# EXCERPTED DATA:
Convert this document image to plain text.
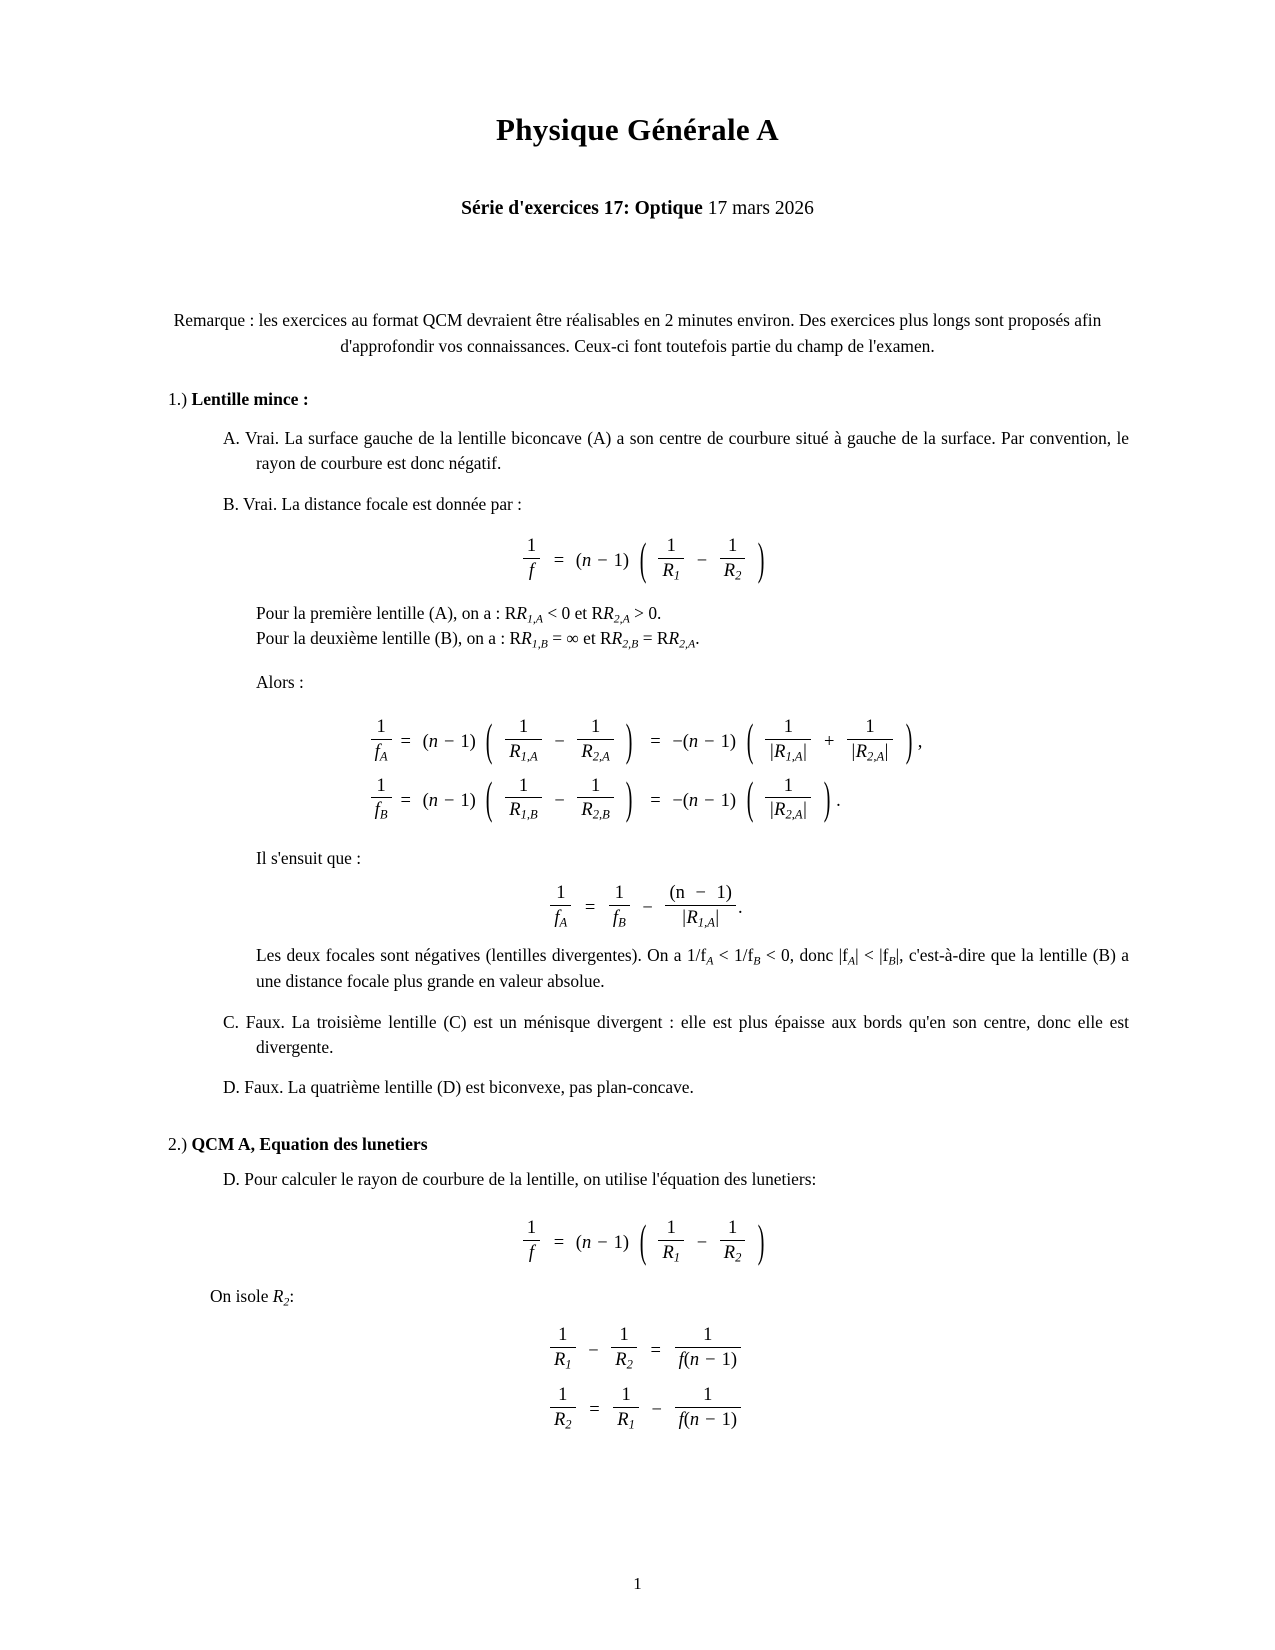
Physique Générale A
Série d'exercices 17: Optique 17 mars 2026

Remarque : les exercices au format QCM devraient être réalisables en 2 minutes environ. Des exercices plus longs sont proposés afin d'approfondir vos connaissances. Ceux-ci font toutefois partie du champ de l'examen.

1.) Lentille mince :
A. Vrai. La surface gauche de la lentille biconcave (A) a son centre de courbure situé à gauche de la surface. Par convention, le rayon de courbure est donc négatif.
B. Vrai. La distance focale est donnée par :
$\frac{1}{f} = (n - 1)$ ( $\frac{1}{R_1} - \frac{1}{R_2}$ )
Pour la première lentille (A), on a : $RR_{1,A} < 0$ et $RR_{2,A} > 0$.
Pour la deuxième lentille (B), on a : $RR_{1,B}$ = ∞ et $RR_{2,B} = RR_{2,A}$.
Alors :
$\frac{1}{f_A}$	= (n − 1) ( $\frac{1}{R_{1,A}} - \frac{1}{R_{2,A}}$ ) = −(n − 1) ( $\frac{1}{|R_{1,A}|} + \frac{1}{|R_{2,A}|}$ ) ,

$\frac{1}{f_B}$	= (n − 1) ( $\frac{1}{R_{1,B}} - \frac{1}{R_{2,B}}$ ) = −(n − 1) ( $\frac{1}{|R_{2,A}|}$ ) .
Il s'ensuit que :
$\frac{1}{f_A} = \frac{1}{f_B} - \frac{(n - 1)}{|R_{1,A}|}$ .
Les deux focales sont négatives (lentilles divergentes). On a $1/f_A < 1/f_B < 0$, donc $|f_A| < |f_B|$, c'est-à-dire que la lentille (B) a une distance focale plus grande en valeur absolue.
C. Faux. La troisième lentille (C) est un ménisque divergent : elle est plus épaisse aux bords qu'en son centre, donc elle est divergente.
D. Faux. La quatrième lentille (D) est biconvexe, pas plan-concave.
2.) QCM A, Equation des lunetiers
D. Pour calculer le rayon de courbure de la lentille, on utilise l'équation des lunetiers:
$\frac{1}{f} = (n - 1)$ ( $\frac{1}{R_1} - \frac{1}{R_2}$ )
On isole $R_2$:
$\frac{1}{R_1} - \frac{1}{R_2} = \frac{1}{f(n - 1)}$
$\frac{1}{R_2} = \frac{1}{R_1} - \frac{1}{f(n - 1)}$
1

# REQUIREMENTS:
Gather all lines of the records that include the word "rayon".

# RESULT FOR THIS EXERCISE:
A. Vrai. La surface gauche de la lentille biconcave (A) a son centre de courbure situé à gauche de la surface. Par convention, le rayon de courbure est donc négatif.
D. Pour calculer le rayon de courbure de la lentille, on utilise l'équation des lunetiers:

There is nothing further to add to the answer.